Return the complete listing that follows, with each line reproduced exactly.
▽
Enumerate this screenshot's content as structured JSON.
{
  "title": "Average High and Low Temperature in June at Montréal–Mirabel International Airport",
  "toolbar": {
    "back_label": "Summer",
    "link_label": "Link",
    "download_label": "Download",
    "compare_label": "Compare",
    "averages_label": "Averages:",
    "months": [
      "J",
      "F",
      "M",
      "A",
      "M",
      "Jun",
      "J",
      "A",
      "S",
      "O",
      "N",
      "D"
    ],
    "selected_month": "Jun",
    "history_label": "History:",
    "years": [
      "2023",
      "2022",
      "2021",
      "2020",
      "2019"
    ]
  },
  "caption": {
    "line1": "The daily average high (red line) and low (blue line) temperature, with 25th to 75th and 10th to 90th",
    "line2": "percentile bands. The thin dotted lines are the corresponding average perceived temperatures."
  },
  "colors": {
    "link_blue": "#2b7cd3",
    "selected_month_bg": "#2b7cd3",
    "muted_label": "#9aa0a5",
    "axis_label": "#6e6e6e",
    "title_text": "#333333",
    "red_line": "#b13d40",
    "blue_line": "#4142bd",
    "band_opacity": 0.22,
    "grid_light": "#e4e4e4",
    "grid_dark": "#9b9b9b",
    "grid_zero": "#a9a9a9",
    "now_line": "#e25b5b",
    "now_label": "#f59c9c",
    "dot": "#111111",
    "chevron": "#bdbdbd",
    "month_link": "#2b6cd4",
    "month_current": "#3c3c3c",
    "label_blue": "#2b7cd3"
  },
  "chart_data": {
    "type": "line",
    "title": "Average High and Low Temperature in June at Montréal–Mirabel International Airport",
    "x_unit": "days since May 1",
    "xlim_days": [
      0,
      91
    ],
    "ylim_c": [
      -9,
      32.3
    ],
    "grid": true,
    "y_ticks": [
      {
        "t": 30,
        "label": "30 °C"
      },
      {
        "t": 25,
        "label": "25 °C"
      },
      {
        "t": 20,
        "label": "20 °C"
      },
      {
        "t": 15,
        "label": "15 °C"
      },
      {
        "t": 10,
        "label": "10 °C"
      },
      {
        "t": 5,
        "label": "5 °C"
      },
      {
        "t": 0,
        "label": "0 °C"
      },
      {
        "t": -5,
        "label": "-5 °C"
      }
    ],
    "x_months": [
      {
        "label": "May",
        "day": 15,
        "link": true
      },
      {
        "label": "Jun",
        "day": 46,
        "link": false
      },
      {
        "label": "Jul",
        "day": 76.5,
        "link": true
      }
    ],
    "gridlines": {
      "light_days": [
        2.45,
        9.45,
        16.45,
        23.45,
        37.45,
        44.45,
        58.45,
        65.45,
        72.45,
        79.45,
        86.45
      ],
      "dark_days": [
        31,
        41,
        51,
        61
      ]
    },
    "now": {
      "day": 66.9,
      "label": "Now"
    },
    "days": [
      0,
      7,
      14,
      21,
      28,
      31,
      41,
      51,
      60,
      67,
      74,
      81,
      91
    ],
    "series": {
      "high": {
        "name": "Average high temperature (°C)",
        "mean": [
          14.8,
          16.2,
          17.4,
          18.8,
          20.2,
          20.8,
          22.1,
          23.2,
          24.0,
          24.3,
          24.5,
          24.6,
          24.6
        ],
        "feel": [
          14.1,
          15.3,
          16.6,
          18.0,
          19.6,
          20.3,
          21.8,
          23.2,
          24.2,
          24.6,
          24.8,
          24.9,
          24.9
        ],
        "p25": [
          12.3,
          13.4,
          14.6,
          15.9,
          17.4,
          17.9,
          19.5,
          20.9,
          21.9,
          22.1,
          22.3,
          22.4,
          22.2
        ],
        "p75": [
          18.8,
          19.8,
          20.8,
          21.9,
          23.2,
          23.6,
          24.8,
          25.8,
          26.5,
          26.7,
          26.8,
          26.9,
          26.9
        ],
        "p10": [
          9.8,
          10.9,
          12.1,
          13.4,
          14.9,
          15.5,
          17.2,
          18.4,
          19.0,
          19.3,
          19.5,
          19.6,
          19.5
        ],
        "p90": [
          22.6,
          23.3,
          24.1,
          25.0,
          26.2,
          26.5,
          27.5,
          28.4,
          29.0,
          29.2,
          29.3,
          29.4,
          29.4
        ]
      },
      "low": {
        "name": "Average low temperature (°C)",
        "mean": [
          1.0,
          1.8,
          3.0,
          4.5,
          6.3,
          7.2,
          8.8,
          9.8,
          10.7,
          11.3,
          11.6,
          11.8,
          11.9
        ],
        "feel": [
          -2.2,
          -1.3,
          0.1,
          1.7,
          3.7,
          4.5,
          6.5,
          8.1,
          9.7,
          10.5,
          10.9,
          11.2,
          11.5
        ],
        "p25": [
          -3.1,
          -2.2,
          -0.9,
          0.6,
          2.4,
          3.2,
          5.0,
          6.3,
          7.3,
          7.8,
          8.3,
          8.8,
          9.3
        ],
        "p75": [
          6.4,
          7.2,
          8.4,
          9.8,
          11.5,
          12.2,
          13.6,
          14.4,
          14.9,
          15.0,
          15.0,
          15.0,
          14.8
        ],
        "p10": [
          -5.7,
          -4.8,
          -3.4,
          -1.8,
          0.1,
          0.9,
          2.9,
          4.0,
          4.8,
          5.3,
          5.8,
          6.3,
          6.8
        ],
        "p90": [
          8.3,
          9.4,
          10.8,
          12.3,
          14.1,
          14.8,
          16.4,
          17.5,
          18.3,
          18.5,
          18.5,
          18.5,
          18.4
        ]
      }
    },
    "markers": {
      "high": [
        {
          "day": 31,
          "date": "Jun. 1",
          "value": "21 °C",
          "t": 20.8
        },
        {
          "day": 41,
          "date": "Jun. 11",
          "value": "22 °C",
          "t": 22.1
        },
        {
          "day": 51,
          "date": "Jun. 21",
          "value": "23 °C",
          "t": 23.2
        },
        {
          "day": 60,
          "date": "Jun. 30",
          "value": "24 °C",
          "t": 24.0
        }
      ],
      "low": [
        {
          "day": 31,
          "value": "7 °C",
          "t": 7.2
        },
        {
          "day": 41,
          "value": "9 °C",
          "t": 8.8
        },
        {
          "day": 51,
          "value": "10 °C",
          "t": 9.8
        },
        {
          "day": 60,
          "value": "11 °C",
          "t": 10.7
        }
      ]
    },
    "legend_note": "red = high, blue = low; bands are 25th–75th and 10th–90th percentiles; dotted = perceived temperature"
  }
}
△
Problem solution:
Enumerate this screenshot's content as structured JSON.
{
  "title": "Average High and Low Temperature in June at Montréal–Mirabel International Airport",
  "toolbar": {
    "back_label": "Summer",
    "link_label": "Link",
    "download_label": "Download",
    "compare_label": "Compare",
    "averages_label": "Averages:",
    "months": [
      "J",
      "F",
      "M",
      "A",
      "M",
      "Jun",
      "J",
      "A",
      "S",
      "O",
      "N",
      "D"
    ],
    "selected_month": "Jun",
    "history_label": "History:",
    "years": [
      "2023",
      "2022",
      "2021",
      "2020",
      "2019"
    ]
  },
  "caption": {
    "line1": "The daily average high (red line) and low (blue line) temperature, with 25th to 75th and 10th to 90th",
    "line2": "percentile bands. The thin dotted lines are the corresponding average perceived temperatures."
  },
  "colors": {
    "link_blue": "#2b7cd3",
    "selected_month_bg": "#2b7cd3",
    "muted_label": "#9aa0a5",
    "axis_label": "#6e6e6e",
    "title_text": "#333333",
    "red_line": "#b13d40",
    "blue_line": "#4142bd",
    "band_opacity": 0.22,
    "grid_light": "#e4e4e4",
    "grid_dark": "#9b9b9b",
    "grid_zero": "#a9a9a9",
    "now_line": "#e25b5b",
    "now_label": "#f59c9c",
    "dot": "#111111",
    "chevron": "#bdbdbd",
    "month_link": "#2b6cd4",
    "month_current": "#3c3c3c",
    "label_blue": "#2b7cd3"
  },
  "chart_data": {
    "type": "line",
    "title": "Average High and Low Temperature in June at Montréal–Mirabel International Airport",
    "x_unit": "days since May 1",
    "xlim_days": [
      0,
      91
    ],
    "ylim_c": [
      -9,
      32.3
    ],
    "grid": true,
    "y_ticks": [
      {
        "t": 30,
        "label": "30 °C"
      },
      {
        "t": 25,
        "label": "25 °C"
      },
      {
        "t": 20,
        "label": "20 °C"
      },
      {
        "t": 15,
        "label": "15 °C"
      },
      {
        "t": 10,
        "label": "10 °C"
      },
      {
        "t": 5,
        "label": "5 °C"
      },
      {
        "t": 0,
        "label": "0 °C"
      },
      {
        "t": -5,
        "label": "-5 °C"
      }
    ],
    "x_months": [
      {
        "label": "May",
        "day": 15,
        "link": true
      },
      {
        "label": "Jun",
        "day": 46,
        "link": false
      },
      {
        "label": "Jul",
        "day": 76.5,
        "link": true
      }
    ],
    "gridlines": {
      "light_days": [
        2.45,
        9.45,
        16.45,
        23.45,
        37.45,
        44.45,
        58.45,
        65.45,
        72.45,
        79.45,
        86.45
      ],
      "dark_days": [
        31,
        41,
        51,
        61
      ]
    },
    "now": {
      "day": 66.9,
      "label": "Now"
    },
    "days": [
      0,
      7,
      14,
      21,
      28,
      31,
      41,
      51,
      60,
      67,
      74,
      81,
      91
    ],
    "series": {
      "high": {
        "name": "Average high temperature (°C)",
        "mean": [
          14.8,
          16.2,
          17.4,
          18.8,
          20.2,
          20.8,
          22.1,
          23.2,
          24.0,
          24.3,
          24.5,
          24.6,
          24.6
        ],
        "feel": [
          14.1,
          15.3,
          16.6,
          18.0,
          19.6,
          20.3,
          21.8,
          23.2,
          24.2,
          24.6,
          24.8,
          24.9,
          24.9
        ],
        "p25": [
          12.3,
          13.4,
          14.6,
          15.9,
          17.4,
          17.9,
          19.5,
          20.9,
          21.9,
          22.1,
          22.3,
          22.4,
          22.2
        ],
        "p75": [
          18.8,
          19.8,
          20.8,
          21.9,
          23.2,
          23.6,
          24.8,
          25.8,
          26.5,
          26.7,
          26.8,
          26.9,
          26.9
        ],
        "p10": [
          9.8,
          10.9,
          12.1,
          13.4,
          14.9,
          15.5,
          17.2,
          18.4,
          19.0,
          19.3,
          19.5,
          19.6,
          19.5
        ],
        "p90": [
          22.6,
          23.3,
          24.1,
          25.0,
          26.2,
          26.5,
          27.5,
          28.4,
          29.0,
          29.2,
          29.3,
          29.4,
          29.4
        ]
      },
      "low": {
        "name": "Average low temperature (°C)",
        "mean": [
          1.0,
          1.8,
          3.0,
          4.5,
          6.3,
          7.2,
          8.8,
          9.8,
          10.7,
          11.3,
          11.6,
          11.8,
          11.9
        ],
        "feel": [
          -2.2,
          -1.3,
          0.1,
          1.7,
          3.7,
          4.5,
          6.5,
          8.1,
          9.7,
          10.5,
          10.9,
          11.2,
          11.5
        ],
        "p25": [
          -3.1,
          -2.2,
          -0.9,
          0.6,
          2.4,
          3.2,
          5.0,
          6.3,
          7.3,
          7.8,
          8.3,
          8.8,
          9.3
        ],
        "p75": [
          6.4,
          7.2,
          8.4,
          9.8,
          11.5,
          12.2,
          13.6,
          14.4,
          14.9,
          15.0,
          15.0,
          15.0,
          14.8
        ],
        "p10": [
          -5.7,
          -4.8,
          -3.4,
          -1.8,
          0.1,
          0.9,
          2.9,
          4.0,
          4.8,
          5.3,
          5.8,
          6.3,
          6.8
        ],
        "p90": [
          8.3,
          9.4,
          10.8,
          12.3,
          14.1,
          14.8,
          16.4,
          17.5,
          18.3,
          18.5,
          18.5,
          18.5,
          18.4
        ]
      }
    },
    "markers": {
      "high": [
        {
          "day": 31,
          "date": "Jun. 1",
          "value": "21 °C",
          "t": 20.8
        },
        {
          "day": 41,
          "date": "Jun. 11",
          "value": "22 °C",
          "t": 22.1
        },
        {
          "day": 51,
          "date": "Jun. 21",
          "value": "23 °C",
          "t": 23.2
        },
        {
          "day": 60,
          "date": "Jun. 30",
          "value": "24 °C",
          "t": 24.0
        }
      ],
      "low": [
        {
          "day": 31,
          "value": "7 °C",
          "t": 7.2
        },
        {
          "day": 41,
          "value": "9 °C",
          "t": 8.8
        },
        {
          "day": 51,
          "value": "10 °C",
          "t": 9.8
        },
        {
          "day": 60,
          "value": "11 °C",
          "t": 10.7
        }
      ]
    },
    "legend_note": "red = high, blue = low; bands are 25th–75th and 10th–90th percentiles; dotted = perceived temperature"
  }
}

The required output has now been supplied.